» The exercise: Filter this material down to the lines that hold "dashboard", copying each one.

* start Data shown *

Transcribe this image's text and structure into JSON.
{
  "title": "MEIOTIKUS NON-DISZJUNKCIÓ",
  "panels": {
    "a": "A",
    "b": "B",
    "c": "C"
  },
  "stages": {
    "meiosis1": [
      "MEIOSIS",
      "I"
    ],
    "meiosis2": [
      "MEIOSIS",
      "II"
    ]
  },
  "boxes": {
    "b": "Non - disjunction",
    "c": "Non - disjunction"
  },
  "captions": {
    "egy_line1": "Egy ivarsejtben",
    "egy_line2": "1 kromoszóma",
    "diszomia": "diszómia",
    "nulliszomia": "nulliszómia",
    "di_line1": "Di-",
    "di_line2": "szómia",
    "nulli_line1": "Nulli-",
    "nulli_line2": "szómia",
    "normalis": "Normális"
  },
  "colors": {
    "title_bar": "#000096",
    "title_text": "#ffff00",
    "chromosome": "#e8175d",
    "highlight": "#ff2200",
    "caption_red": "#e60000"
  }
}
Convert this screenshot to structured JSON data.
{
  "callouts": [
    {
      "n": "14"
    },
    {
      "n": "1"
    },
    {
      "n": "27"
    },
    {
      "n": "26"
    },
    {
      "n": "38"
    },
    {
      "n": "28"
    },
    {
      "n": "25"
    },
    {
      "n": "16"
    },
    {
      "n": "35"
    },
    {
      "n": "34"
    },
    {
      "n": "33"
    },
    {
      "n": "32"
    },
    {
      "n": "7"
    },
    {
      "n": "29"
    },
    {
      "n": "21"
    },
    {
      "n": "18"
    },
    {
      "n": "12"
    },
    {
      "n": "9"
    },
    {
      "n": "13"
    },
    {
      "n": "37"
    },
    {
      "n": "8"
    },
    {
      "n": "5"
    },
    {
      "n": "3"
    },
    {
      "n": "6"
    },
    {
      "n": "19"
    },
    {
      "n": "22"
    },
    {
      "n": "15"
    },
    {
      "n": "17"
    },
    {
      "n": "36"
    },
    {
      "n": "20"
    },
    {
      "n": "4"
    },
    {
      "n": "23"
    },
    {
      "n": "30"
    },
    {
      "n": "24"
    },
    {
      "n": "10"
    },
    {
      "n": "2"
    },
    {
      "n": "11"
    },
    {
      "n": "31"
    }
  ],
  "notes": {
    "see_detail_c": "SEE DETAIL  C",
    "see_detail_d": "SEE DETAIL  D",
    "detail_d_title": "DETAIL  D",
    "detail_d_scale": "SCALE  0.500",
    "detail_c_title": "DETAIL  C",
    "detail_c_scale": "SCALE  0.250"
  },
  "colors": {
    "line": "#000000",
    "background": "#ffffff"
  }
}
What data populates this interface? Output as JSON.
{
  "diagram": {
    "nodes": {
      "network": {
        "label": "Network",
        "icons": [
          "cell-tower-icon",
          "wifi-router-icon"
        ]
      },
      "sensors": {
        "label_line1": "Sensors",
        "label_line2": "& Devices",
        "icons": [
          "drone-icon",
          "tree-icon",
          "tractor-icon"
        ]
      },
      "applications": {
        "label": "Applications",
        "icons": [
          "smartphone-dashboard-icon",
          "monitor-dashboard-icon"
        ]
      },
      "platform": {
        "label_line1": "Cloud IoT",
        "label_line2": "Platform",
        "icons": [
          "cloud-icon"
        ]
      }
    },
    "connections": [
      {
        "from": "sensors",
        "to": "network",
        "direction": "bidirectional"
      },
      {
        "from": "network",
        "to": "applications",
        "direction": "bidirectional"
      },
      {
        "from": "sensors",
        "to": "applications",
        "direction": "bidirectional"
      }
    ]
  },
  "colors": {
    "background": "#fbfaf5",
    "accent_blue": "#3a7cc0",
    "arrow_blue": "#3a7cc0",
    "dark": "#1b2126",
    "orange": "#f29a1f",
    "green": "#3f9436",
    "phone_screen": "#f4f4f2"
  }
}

* end Data shown *

» Result of the task:
          "smartphone-dashboard-icon",
          "monitor-dashboard-icon"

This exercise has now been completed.